[Start]

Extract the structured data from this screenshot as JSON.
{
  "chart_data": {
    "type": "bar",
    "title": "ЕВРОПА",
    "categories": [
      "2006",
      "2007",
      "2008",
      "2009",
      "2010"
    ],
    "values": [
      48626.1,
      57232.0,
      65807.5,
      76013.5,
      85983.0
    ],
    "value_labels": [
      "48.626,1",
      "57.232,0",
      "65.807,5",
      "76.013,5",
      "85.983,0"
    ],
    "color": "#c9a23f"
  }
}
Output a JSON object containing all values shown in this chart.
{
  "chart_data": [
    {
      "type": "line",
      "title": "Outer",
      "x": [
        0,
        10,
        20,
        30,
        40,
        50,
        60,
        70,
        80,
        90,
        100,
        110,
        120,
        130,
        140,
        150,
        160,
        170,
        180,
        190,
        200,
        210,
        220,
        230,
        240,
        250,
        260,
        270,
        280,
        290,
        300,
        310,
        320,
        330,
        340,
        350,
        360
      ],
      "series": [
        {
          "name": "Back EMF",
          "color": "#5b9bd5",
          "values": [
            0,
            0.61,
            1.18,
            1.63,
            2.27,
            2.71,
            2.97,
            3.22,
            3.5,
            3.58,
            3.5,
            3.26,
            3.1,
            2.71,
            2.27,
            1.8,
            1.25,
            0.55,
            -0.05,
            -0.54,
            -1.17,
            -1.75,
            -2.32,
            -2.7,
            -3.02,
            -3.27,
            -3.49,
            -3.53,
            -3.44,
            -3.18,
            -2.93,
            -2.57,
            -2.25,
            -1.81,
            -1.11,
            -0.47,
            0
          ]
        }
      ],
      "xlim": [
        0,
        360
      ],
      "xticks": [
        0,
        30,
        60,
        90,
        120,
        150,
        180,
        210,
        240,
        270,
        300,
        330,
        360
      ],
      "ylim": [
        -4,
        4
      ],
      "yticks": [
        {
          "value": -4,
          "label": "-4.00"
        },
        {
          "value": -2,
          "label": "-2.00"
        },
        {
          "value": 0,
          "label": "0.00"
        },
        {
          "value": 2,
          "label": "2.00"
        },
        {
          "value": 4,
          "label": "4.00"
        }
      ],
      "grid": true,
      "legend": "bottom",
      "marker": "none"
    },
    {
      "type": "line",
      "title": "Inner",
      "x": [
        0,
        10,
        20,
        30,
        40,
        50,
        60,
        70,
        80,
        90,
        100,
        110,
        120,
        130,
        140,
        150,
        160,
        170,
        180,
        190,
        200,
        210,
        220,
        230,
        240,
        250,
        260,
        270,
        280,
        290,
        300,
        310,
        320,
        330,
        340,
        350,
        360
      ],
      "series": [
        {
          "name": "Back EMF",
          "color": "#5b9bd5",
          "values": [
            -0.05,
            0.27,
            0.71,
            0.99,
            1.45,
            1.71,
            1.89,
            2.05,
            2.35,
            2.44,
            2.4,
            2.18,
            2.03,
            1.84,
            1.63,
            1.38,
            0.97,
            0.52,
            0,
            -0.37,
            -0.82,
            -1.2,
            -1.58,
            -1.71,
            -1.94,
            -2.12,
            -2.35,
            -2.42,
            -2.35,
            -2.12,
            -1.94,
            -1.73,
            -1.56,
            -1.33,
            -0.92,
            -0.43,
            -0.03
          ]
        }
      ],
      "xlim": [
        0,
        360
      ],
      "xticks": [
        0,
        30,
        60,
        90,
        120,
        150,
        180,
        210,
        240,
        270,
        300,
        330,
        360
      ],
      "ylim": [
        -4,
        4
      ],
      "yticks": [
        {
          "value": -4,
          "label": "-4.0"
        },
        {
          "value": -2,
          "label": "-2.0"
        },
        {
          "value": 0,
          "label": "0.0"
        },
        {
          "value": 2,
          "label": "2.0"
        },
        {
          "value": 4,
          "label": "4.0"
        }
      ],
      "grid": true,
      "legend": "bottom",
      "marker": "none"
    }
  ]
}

[End]

Extract each record, keeping it identical to the original.

Extract the structured data from this screenshot as JSON.
{
  "chart_data": {
    "type": "bar",
    "title": "ЕВРОПА",
    "categories": [
      "2006",
      "2007",
      "2008",
      "2009",
      "2010"
    ],
    "values": [
      48626.1,
      57232.0,
      65807.5,
      76013.5,
      85983.0
    ],
    "value_labels": [
      "48.626,1",
      "57.232,0",
      "65.807,5",
      "76.013,5",
      "85.983,0"
    ],
    "color": "#c9a23f"
  }
}
Output a JSON object containing all values shown in this chart.
{
  "chart_data": [
    {
      "type": "line",
      "title": "Outer",
      "x": [
        0,
        10,
        20,
        30,
        40,
        50,
        60,
        70,
        80,
        90,
        100,
        110,
        120,
        130,
        140,
        150,
        160,
        170,
        180,
        190,
        200,
        210,
        220,
        230,
        240,
        250,
        260,
        270,
        280,
        290,
        300,
        310,
        320,
        330,
        340,
        350,
        360
      ],
      "series": [
        {
          "name": "Back EMF",
          "color": "#5b9bd5",
          "values": [
            0,
            0.61,
            1.18,
            1.63,
            2.27,
            2.71,
            2.97,
            3.22,
            3.5,
            3.58,
            3.5,
            3.26,
            3.1,
            2.71,
            2.27,
            1.8,
            1.25,
            0.55,
            -0.05,
            -0.54,
            -1.17,
            -1.75,
            -2.32,
            -2.7,
            -3.02,
            -3.27,
            -3.49,
            -3.53,
            -3.44,
            -3.18,
            -2.93,
            -2.57,
            -2.25,
            -1.81,
            -1.11,
            -0.47,
            0
          ]
        }
      ],
      "xlim": [
        0,
        360
      ],
      "xticks": [
        0,
        30,
        60,
        90,
        120,
        150,
        180,
        210,
        240,
        270,
        300,
        330,
        360
      ],
      "ylim": [
        -4,
        4
      ],
      "yticks": [
        {
          "value": -4,
          "label": "-4.00"
        },
        {
          "value": -2,
          "label": "-2.00"
        },
        {
          "value": 0,
          "label": "0.00"
        },
        {
          "value": 2,
          "label": "2.00"
        },
        {
          "value": 4,
          "label": "4.00"
        }
      ],
      "grid": true,
      "legend": "bottom",
      "marker": "none"
    },
    {
      "type": "line",
      "title": "Inner",
      "x": [
        0,
        10,
        20,
        30,
        40,
        50,
        60,
        70,
        80,
        90,
        100,
        110,
        120,
        130,
        140,
        150,
        160,
        170,
        180,
        190,
        200,
        210,
        220,
        230,
        240,
        250,
        260,
        270,
        280,
        290,
        300,
        310,
        320,
        330,
        340,
        350,
        360
      ],
      "series": [
        {
          "name": "Back EMF",
          "color": "#5b9bd5",
          "values": [
            -0.05,
            0.27,
            0.71,
            0.99,
            1.45,
            1.71,
            1.89,
            2.05,
            2.35,
            2.44,
            2.4,
            2.18,
            2.03,
            1.84,
            1.63,
            1.38,
            0.97,
            0.52,
            0,
            -0.37,
            -0.82,
            -1.2,
            -1.58,
            -1.71,
            -1.94,
            -2.12,
            -2.35,
            -2.42,
            -2.35,
            -2.12,
            -1.94,
            -1.73,
            -1.56,
            -1.33,
            -0.92,
            -0.43,
            -0.03
          ]
        }
      ],
      "xlim": [
        0,
        360
      ],
      "xticks": [
        0,
        30,
        60,
        90,
        120,
        150,
        180,
        210,
        240,
        270,
        300,
        330,
        360
      ],
      "ylim": [
        -4,
        4
      ],
      "yticks": [
        {
          "value": -4,
          "label": "-4.0"
        },
        {
          "value": -2,
          "label": "-2.0"
        },
        {
          "value": 0,
          "label": "0.0"
        },
        {
          "value": 2,
          "label": "2.0"
        },
        {
          "value": 4,
          "label": "4.0"
        }
      ],
      "grid": true,
      "legend": "bottom",
      "marker": "none"
    }
  ]
}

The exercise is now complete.